What is being asked:
An exact copy of the records is required, minus the pictures they hold.

——

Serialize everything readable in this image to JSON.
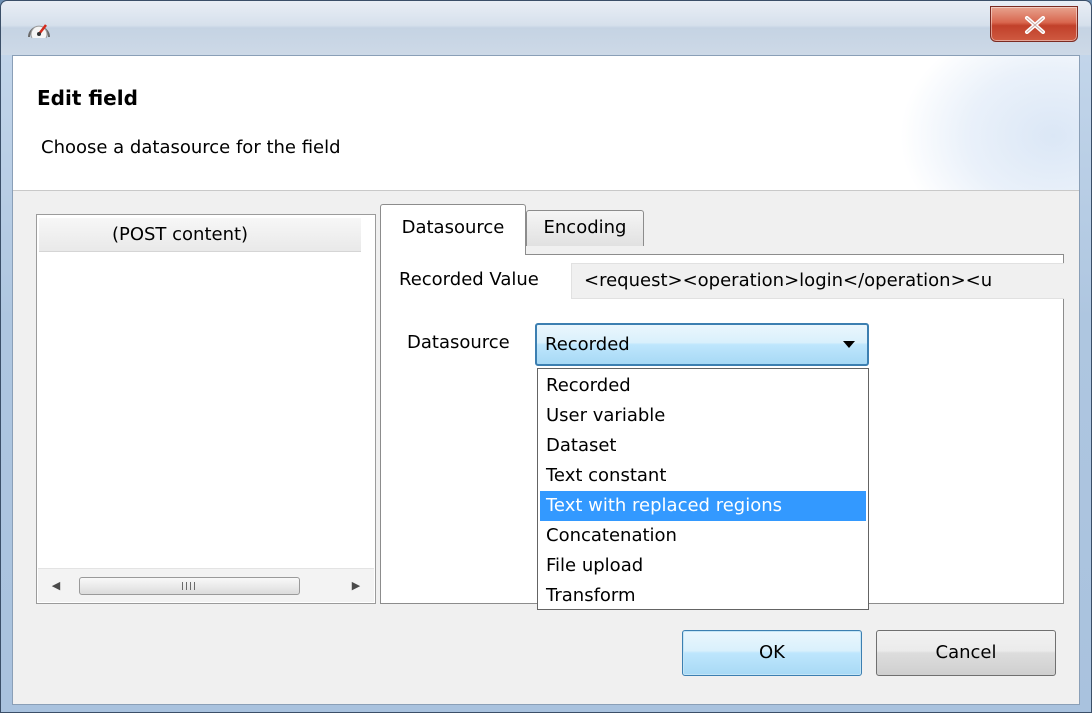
{
  "window": {
    "close_symbol": "X"
  },
  "header": {
    "title": "Edit field",
    "description": "Choose a datasource for the field"
  },
  "field_list": {
    "items": [
      "(POST content)"
    ],
    "scroll_grip": "III"
  },
  "tabs": [
    {
      "label": "Datasource",
      "active": true
    },
    {
      "label": "Encoding",
      "active": false
    }
  ],
  "form": {
    "recorded_value_label": "Recorded Value",
    "recorded_value": "<request><operation>login</operation><u",
    "datasource_label": "Datasource",
    "datasource_selected": "Recorded"
  },
  "dropdown": {
    "options": [
      "Recorded",
      "User variable",
      "Dataset",
      "Text constant",
      "Text with replaced regions",
      "Concatenation",
      "File upload",
      "Transform"
    ],
    "highlighted": "Text with replaced regions"
  },
  "buttons": {
    "ok": "OK",
    "cancel": "Cancel"
  },
  "colors": {
    "selection": "#3399ff",
    "default_button_border": "#3c7fb1",
    "close_button": "#c1402a"
  },
  "icons": [
    "app-icon",
    "close-icon",
    "scroll-left-icon",
    "scroll-right-icon",
    "dropdown-caret-icon"
  ]
}
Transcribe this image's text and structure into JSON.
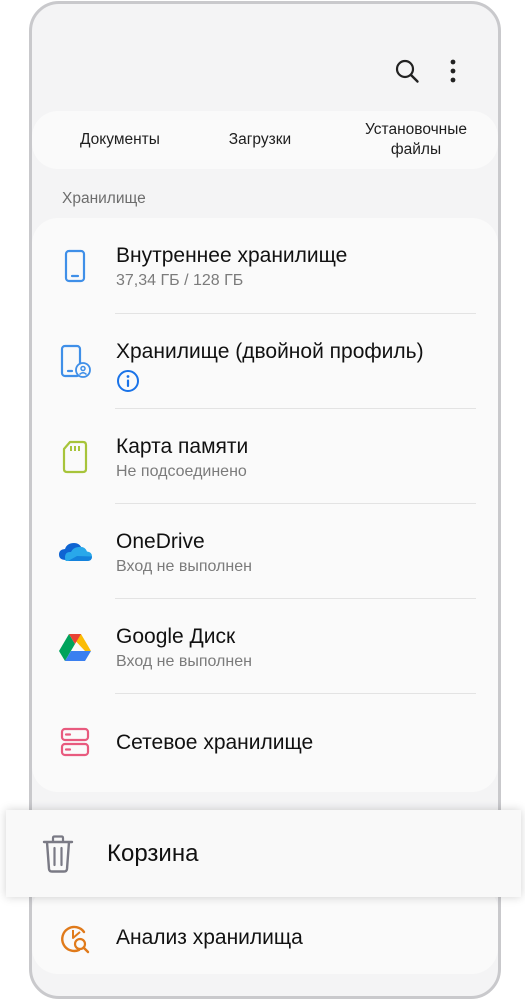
{
  "toolbar": {
    "search_icon": "search-icon",
    "more_icon": "more-vertical-icon"
  },
  "categories": [
    {
      "label": "Документы"
    },
    {
      "label": "Загрузки"
    },
    {
      "label_line1": "Установочные",
      "label_line2": "файлы"
    }
  ],
  "storage": {
    "section_title": "Хранилище",
    "items": [
      {
        "title": "Внутреннее хранилище",
        "subtitle": "37,34 ГБ / 128 ГБ",
        "icon": "phone-icon",
        "color": "#3f8fe8"
      },
      {
        "title": "Хранилище (двойной профиль)",
        "icon": "dual-profile-phone-icon",
        "info_icon": "info-icon",
        "color": "#3f8fe8"
      },
      {
        "title": "Карта памяти",
        "subtitle": "Не подсоединено",
        "icon": "sd-card-icon",
        "color": "#a7c43a"
      },
      {
        "title": "OneDrive",
        "subtitle": "Вход не выполнен",
        "icon": "onedrive-icon",
        "color": "#1e6fd9"
      },
      {
        "title": "Google Диск",
        "subtitle": "Вход не выполнен",
        "icon": "google-drive-icon"
      },
      {
        "title": "Сетевое хранилище",
        "icon": "network-storage-icon",
        "color": "#e85a7e"
      }
    ]
  },
  "trash": {
    "label": "Корзина",
    "icon": "trash-icon",
    "color": "#7a7a85"
  },
  "analysis": {
    "label": "Анализ хранилища",
    "icon": "storage-analysis-icon",
    "color": "#e07a1a"
  }
}
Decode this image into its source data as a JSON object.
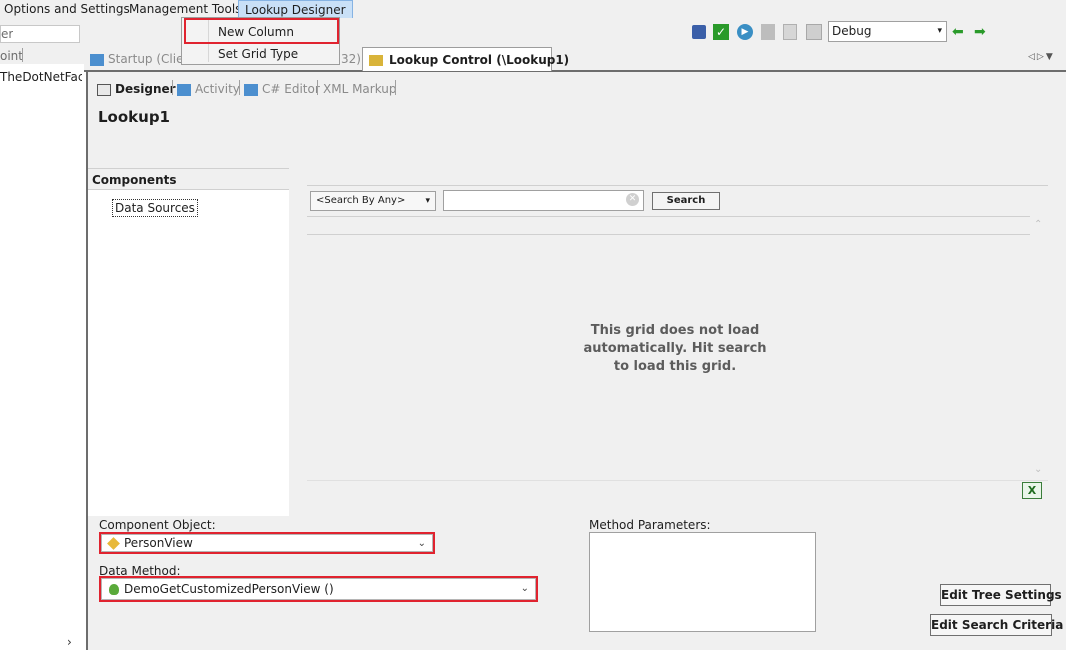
{
  "menubar": {
    "items": [
      "Options and Settings",
      "Management Tools",
      "Lookup Designer"
    ]
  },
  "dropdown": {
    "items": [
      "New Column",
      "Set Grid Type"
    ]
  },
  "left_strip": {
    "line1": "er",
    "line2": "oint",
    "line3": "TheDotNetFactc"
  },
  "toolbar": {
    "config_select": "Debug"
  },
  "doc_tabs": {
    "startup": "Startup (Clien",
    "startup_suffix": "32)",
    "lookup": "Lookup Control (\\Lookup1)"
  },
  "sub_tabs": [
    "Designer",
    "Activity",
    "C# Editor",
    "XML Markup"
  ],
  "designer": {
    "title": "Lookup1",
    "components_header": "Components",
    "data_sources": "Data Sources"
  },
  "grid": {
    "search_by": "<Search By Any>",
    "search_value": "",
    "search_button": "Search",
    "message": "This grid does not load automatically. Hit search to load this grid."
  },
  "form": {
    "component_object_label": "Component Object:",
    "component_object_value": "PersonView",
    "data_method_label": "Data Method:",
    "data_method_value": "DemoGetCustomizedPersonView ()",
    "method_params_label": "Method Parameters:",
    "edit_tree_button": "Edit Tree Settings",
    "edit_search_button": "Edit Search Criteria"
  },
  "colors": {
    "highlight_red": "#e0232f",
    "menu_active": "#c9e0f7"
  }
}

——

Expected output:
Serialize everything readable in this image to JSON.
{
  "window": {
    "close_symbol": "X"
  },
  "header": {
    "title": "Edit field",
    "description": "Choose a datasource for the field"
  },
  "field_list": {
    "items": [
      "(POST content)"
    ],
    "scroll_grip": "III"
  },
  "tabs": [
    {
      "label": "Datasource",
      "active": true
    },
    {
      "label": "Encoding",
      "active": false
    }
  ],
  "form": {
    "recorded_value_label": "Recorded Value",
    "recorded_value": "<request><operation>login</operation><u",
    "datasource_label": "Datasource",
    "datasource_selected": "Recorded"
  },
  "dropdown": {
    "options": [
      "Recorded",
      "User variable",
      "Dataset",
      "Text constant",
      "Text with replaced regions",
      "Concatenation",
      "File upload",
      "Transform"
    ],
    "highlighted": "Text with replaced regions"
  },
  "buttons": {
    "ok": "OK",
    "cancel": "Cancel"
  },
  "colors": {
    "selection": "#3399ff",
    "default_button_border": "#3c7fb1",
    "close_button": "#c1402a"
  },
  "icons": [
    "app-icon",
    "close-icon",
    "scroll-left-icon",
    "scroll-right-icon",
    "dropdown-caret-icon"
  ]
}
Transcribe this image's text and structure into JSON.
{
  "toolbar": {
    "search_icon": "search-icon",
    "more_icon": "more-vertical-icon"
  },
  "categories": [
    {
      "label": "Документы"
    },
    {
      "label": "Загрузки"
    },
    {
      "label_line1": "Установочные",
      "label_line2": "файлы"
    }
  ],
  "storage": {
    "section_title": "Хранилище",
    "items": [
      {
        "title": "Внутреннее хранилище",
        "subtitle": "37,34 ГБ / 128 ГБ",
        "icon": "phone-icon",
        "color": "#3f8fe8"
      },
      {
        "title": "Хранилище (двойной профиль)",
        "icon": "dual-profile-phone-icon",
        "info_icon": "info-icon",
        "color": "#3f8fe8"
      },
      {
        "title": "Карта памяти",
        "subtitle": "Не подсоединено",
        "icon": "sd-card-icon",
        "color": "#a7c43a"
      },
      {
        "title": "OneDrive",
        "subtitle": "Вход не выполнен",
        "icon": "onedrive-icon",
        "color": "#1e6fd9"
      },
      {
        "title": "Google Диск",
        "subtitle": "Вход не выполнен",
        "icon": "google-drive-icon"
      },
      {
        "title": "Сетевое хранилище",
        "icon": "network-storage-icon",
        "color": "#e85a7e"
      }
    ]
  },
  "trash": {
    "label": "Корзина",
    "icon": "trash-icon",
    "color": "#7a7a85"
  },
  "analysis": {
    "label": "Анализ хранилища",
    "icon": "storage-analysis-icon",
    "color": "#e07a1a"
  }
}
Decode this image into its source data as a JSON object.
{
  "menubar": {
    "items": [
      "Options and Settings",
      "Management Tools",
      "Lookup Designer"
    ]
  },
  "dropdown": {
    "items": [
      "New Column",
      "Set Grid Type"
    ]
  },
  "left_strip": {
    "line1": "er",
    "line2": "oint",
    "line3": "TheDotNetFactc"
  },
  "toolbar": {
    "config_select": "Debug"
  },
  "doc_tabs": {
    "startup": "Startup (Clien",
    "startup_suffix": "32)",
    "lookup": "Lookup Control (\\Lookup1)"
  },
  "sub_tabs": [
    "Designer",
    "Activity",
    "C# Editor",
    "XML Markup"
  ],
  "designer": {
    "title": "Lookup1",
    "components_header": "Components",
    "data_sources": "Data Sources"
  },
  "grid": {
    "search_by": "<Search By Any>",
    "search_value": "",
    "search_button": "Search",
    "message": "This grid does not load automatically. Hit search to load this grid."
  },
  "form": {
    "component_object_label": "Component Object:",
    "component_object_value": "PersonView",
    "data_method_label": "Data Method:",
    "data_method_value": "DemoGetCustomizedPersonView ()",
    "method_params_label": "Method Parameters:",
    "edit_tree_button": "Edit Tree Settings",
    "edit_search_button": "Edit Search Criteria"
  },
  "colors": {
    "highlight_red": "#e0232f",
    "menu_active": "#c9e0f7"
  }
}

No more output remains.